Exercise description -> Answer with one figure only, the number of lines below in which "cocoa" occurs.

Data provided ->
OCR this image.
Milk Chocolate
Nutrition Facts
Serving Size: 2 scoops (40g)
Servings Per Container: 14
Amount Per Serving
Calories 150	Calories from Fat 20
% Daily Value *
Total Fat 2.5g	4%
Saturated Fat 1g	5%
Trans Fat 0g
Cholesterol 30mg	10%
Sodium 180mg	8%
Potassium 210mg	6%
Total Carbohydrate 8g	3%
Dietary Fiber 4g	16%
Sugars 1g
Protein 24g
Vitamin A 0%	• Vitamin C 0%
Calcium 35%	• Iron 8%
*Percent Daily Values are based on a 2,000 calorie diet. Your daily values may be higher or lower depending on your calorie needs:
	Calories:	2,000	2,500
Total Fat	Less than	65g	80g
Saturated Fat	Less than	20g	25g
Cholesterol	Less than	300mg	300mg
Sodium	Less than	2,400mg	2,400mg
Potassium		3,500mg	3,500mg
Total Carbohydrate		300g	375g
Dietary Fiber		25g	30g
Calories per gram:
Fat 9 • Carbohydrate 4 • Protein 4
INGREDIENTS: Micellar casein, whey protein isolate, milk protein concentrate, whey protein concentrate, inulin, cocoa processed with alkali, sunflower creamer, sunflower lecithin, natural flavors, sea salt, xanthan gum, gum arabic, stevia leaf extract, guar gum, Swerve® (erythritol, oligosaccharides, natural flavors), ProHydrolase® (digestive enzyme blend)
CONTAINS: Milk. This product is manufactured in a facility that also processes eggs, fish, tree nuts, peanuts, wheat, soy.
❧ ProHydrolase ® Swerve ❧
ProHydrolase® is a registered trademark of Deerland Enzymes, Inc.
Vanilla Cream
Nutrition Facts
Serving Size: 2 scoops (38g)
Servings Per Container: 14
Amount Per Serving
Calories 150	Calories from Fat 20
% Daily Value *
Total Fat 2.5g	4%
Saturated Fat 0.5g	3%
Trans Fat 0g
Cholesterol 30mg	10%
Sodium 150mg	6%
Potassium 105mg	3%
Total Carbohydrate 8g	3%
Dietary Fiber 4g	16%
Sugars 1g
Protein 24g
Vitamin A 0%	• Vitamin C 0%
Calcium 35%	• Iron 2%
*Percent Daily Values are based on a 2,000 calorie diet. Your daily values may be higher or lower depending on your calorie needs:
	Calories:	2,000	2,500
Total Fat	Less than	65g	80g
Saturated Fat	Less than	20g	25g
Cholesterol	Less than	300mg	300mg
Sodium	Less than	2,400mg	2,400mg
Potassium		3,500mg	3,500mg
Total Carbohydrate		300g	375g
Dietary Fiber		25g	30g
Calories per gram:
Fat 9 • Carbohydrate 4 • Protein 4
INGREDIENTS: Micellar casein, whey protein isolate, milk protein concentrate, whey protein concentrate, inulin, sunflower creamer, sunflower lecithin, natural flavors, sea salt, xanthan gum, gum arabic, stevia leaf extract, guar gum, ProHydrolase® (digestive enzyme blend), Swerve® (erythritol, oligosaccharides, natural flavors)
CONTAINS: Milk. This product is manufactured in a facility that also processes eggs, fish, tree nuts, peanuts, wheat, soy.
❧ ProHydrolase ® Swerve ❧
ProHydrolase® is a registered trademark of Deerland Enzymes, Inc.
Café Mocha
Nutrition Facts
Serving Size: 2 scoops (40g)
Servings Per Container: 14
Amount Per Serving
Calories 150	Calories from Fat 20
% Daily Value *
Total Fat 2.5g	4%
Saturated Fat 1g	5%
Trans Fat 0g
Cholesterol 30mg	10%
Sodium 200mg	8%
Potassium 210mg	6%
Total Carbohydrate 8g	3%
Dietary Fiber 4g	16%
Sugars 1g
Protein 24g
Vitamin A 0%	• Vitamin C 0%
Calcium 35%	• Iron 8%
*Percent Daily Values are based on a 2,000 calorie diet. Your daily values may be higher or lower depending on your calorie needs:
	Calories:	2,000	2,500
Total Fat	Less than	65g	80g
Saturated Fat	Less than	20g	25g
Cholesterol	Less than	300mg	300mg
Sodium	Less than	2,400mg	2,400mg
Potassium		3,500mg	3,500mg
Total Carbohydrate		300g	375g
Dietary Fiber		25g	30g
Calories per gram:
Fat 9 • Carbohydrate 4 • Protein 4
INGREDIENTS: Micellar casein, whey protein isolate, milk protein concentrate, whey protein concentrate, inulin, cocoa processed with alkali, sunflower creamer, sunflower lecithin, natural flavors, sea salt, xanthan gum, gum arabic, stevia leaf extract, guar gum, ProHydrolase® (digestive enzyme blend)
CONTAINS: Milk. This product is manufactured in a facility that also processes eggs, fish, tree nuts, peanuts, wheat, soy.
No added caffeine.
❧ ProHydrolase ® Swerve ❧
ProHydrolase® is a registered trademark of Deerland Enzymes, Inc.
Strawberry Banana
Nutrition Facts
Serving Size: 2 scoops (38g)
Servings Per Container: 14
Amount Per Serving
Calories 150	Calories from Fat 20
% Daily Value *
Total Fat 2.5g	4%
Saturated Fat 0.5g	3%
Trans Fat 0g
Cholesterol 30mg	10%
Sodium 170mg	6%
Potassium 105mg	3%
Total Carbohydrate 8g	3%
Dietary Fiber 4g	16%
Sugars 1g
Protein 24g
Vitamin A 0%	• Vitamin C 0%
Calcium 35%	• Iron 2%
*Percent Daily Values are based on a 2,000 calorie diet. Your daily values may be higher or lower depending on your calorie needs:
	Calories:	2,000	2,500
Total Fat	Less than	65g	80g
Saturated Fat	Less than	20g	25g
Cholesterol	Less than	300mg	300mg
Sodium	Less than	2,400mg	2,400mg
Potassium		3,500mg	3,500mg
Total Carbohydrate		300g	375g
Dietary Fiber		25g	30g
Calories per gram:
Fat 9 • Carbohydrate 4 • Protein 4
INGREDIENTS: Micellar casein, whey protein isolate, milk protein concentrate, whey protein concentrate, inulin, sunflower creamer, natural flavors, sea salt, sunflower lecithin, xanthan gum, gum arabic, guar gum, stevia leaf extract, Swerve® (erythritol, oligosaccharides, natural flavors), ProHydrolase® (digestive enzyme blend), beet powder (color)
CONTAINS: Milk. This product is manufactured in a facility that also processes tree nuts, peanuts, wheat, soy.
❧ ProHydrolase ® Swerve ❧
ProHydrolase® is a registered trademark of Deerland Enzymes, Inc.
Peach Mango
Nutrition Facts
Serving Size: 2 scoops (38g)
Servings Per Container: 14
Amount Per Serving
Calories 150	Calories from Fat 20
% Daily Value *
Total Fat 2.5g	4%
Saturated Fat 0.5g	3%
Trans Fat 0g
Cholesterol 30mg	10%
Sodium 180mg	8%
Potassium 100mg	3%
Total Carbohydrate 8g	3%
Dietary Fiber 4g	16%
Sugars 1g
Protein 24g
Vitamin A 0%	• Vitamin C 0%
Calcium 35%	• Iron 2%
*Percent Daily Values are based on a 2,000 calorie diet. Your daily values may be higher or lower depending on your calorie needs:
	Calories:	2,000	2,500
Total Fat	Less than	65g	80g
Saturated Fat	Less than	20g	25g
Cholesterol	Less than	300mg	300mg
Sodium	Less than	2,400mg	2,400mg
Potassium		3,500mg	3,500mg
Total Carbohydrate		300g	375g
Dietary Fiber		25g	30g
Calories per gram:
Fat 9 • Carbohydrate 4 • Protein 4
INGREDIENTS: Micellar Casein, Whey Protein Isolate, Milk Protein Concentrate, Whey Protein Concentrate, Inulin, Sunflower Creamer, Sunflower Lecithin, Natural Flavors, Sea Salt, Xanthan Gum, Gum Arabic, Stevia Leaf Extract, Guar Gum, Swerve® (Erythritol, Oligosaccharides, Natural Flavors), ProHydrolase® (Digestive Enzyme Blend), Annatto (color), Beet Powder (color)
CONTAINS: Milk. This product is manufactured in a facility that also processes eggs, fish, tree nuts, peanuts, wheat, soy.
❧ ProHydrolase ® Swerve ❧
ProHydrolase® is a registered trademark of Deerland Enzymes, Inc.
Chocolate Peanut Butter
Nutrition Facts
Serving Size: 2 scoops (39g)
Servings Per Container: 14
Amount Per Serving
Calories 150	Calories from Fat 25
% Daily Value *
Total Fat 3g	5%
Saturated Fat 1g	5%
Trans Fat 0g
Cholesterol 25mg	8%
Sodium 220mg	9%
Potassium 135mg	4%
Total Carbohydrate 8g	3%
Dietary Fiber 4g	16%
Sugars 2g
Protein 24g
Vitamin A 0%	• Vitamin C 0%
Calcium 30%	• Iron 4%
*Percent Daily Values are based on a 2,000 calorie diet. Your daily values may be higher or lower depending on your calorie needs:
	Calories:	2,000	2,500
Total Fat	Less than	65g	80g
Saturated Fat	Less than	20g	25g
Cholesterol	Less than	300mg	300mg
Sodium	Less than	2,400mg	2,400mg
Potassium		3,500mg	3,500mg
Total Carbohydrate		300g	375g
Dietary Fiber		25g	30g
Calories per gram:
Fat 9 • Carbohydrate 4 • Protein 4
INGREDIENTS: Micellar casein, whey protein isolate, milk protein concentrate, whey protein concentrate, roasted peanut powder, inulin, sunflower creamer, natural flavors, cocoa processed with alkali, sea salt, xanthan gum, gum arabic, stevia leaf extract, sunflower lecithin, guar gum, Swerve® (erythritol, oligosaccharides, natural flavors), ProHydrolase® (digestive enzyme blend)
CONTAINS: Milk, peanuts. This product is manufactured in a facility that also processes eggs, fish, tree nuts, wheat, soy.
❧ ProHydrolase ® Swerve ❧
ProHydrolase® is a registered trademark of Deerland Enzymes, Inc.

The answer -> 3